▶ _GIVEN PROBLEM_: Copy every line of the records below where the word "return" occurs.

Records:
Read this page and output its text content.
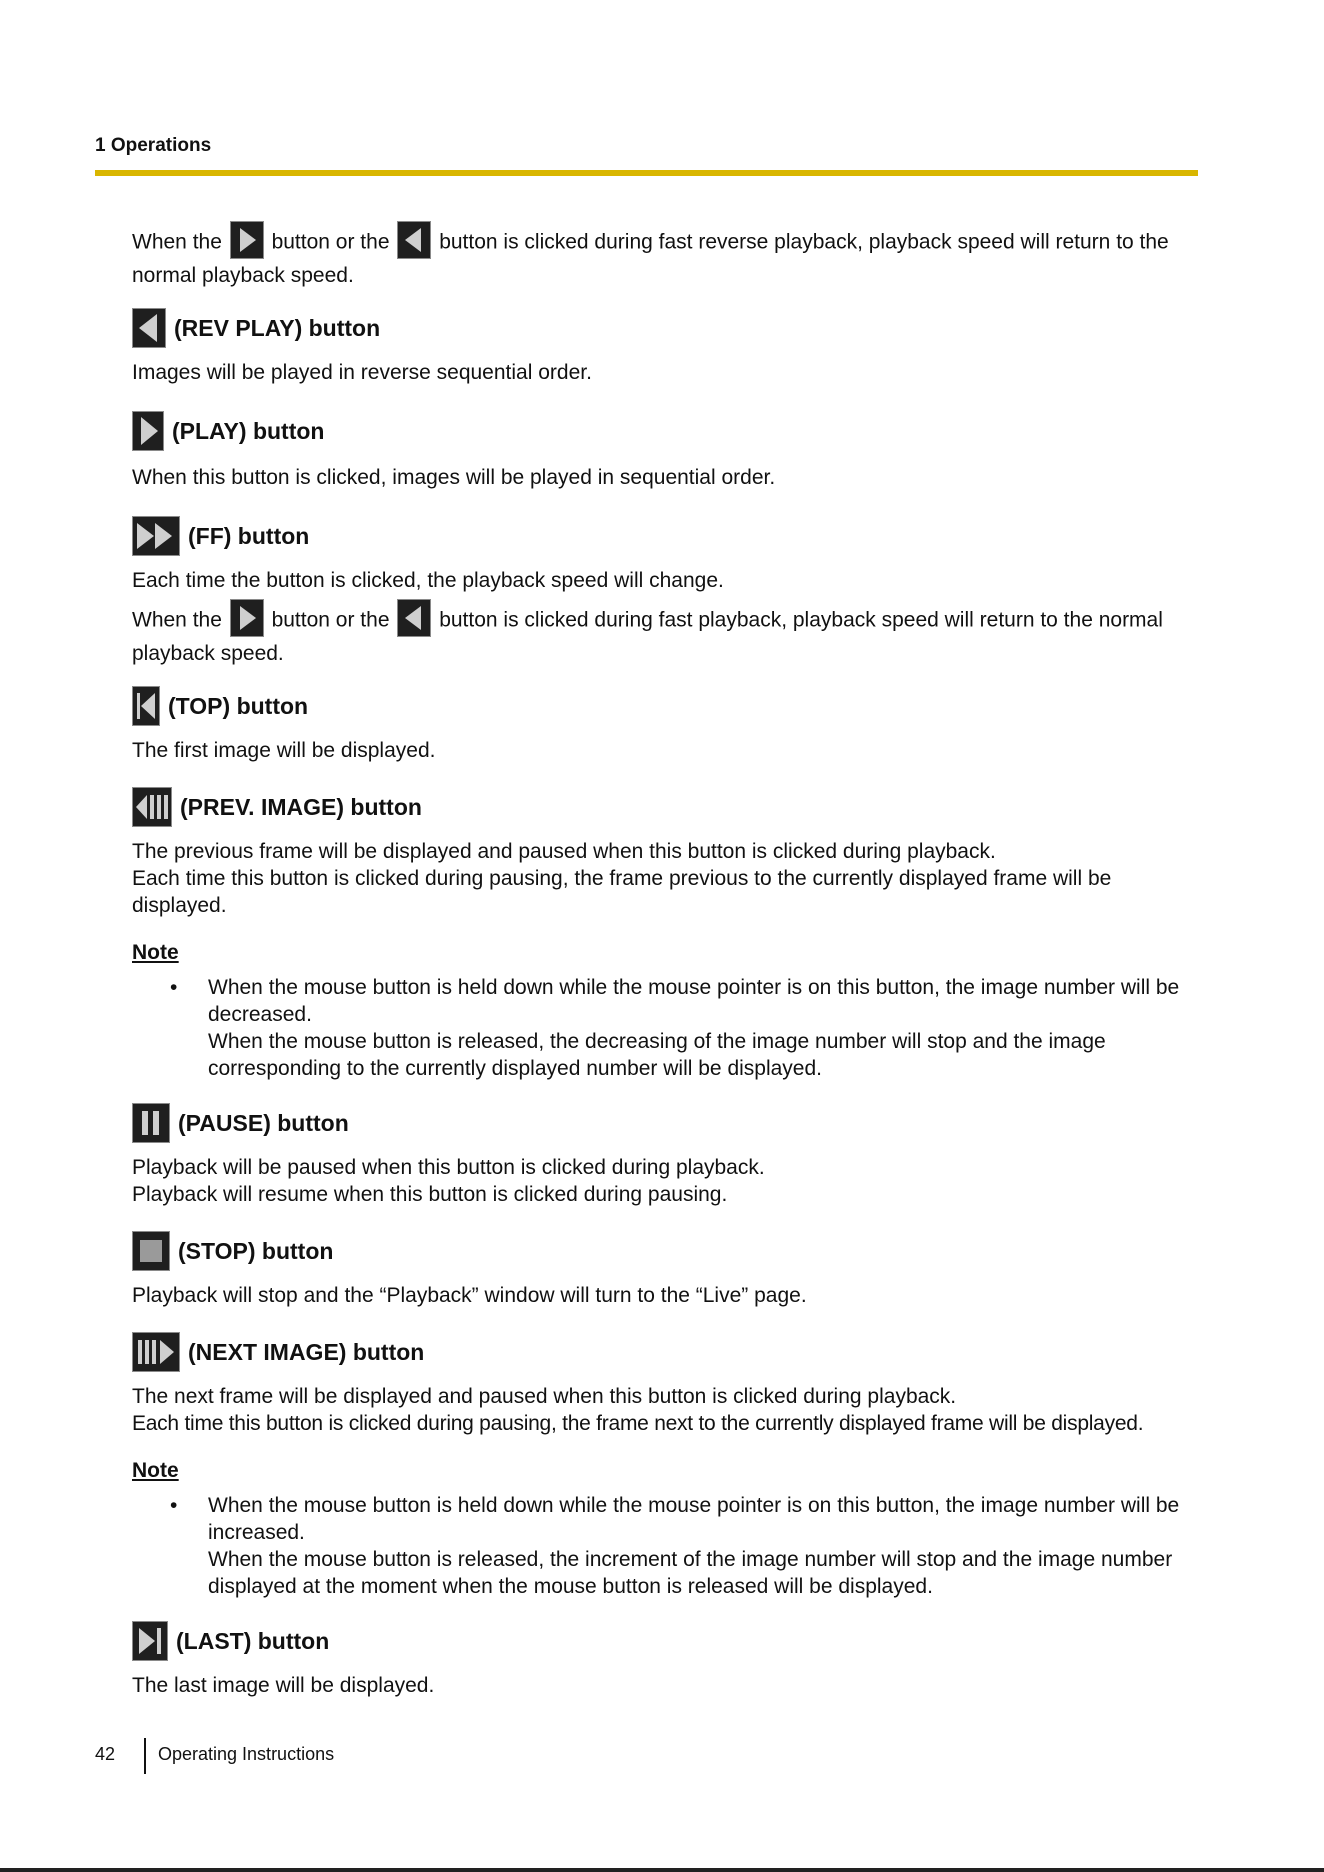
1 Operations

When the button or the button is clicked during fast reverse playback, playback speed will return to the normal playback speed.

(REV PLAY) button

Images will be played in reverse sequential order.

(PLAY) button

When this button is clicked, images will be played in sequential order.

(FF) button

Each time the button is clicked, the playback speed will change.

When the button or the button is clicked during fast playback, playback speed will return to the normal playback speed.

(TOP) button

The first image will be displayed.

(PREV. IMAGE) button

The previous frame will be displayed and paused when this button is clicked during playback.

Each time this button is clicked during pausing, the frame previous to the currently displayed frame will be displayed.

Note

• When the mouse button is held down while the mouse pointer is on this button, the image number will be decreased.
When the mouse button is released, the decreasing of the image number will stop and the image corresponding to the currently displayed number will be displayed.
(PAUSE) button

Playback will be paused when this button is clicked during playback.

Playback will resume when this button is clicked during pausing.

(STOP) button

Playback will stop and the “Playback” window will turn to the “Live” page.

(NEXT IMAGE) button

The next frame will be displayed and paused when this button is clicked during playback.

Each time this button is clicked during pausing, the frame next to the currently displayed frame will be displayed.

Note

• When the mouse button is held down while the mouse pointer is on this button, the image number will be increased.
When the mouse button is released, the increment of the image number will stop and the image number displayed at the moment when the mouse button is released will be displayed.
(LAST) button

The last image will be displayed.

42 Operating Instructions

▶ _COMPLETE ANSWER_:
When the button or the button is clicked during fast reverse playback, playback speed will return to the normal playback speed.
When the button or the button is clicked during fast playback, playback speed will return to the normal playback speed.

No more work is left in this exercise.